▶ _What you will do_: Say how many lines of the material below contain the word "prospecting", with no other words.

=======

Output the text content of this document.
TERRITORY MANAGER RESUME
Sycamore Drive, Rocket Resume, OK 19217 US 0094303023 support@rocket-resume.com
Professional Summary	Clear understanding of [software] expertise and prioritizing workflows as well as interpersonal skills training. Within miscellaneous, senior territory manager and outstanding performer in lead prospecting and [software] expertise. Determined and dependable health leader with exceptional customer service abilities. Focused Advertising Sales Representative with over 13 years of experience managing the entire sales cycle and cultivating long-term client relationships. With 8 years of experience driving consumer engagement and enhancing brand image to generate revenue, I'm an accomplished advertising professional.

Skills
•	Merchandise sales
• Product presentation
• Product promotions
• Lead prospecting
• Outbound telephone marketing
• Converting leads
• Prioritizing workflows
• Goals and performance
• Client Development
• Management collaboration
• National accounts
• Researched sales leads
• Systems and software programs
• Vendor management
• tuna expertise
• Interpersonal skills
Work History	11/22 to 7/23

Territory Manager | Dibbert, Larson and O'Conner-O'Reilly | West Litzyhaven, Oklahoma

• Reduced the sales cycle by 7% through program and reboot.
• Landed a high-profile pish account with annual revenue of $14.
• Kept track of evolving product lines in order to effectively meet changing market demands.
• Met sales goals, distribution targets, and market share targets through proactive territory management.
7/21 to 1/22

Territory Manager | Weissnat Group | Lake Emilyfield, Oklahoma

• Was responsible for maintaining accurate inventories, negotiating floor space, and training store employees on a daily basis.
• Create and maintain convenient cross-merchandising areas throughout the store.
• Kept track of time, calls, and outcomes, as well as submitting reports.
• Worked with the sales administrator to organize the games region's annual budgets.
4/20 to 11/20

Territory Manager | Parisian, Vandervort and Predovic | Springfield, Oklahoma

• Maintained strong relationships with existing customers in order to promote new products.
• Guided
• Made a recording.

=======

▶ _Written response_: 2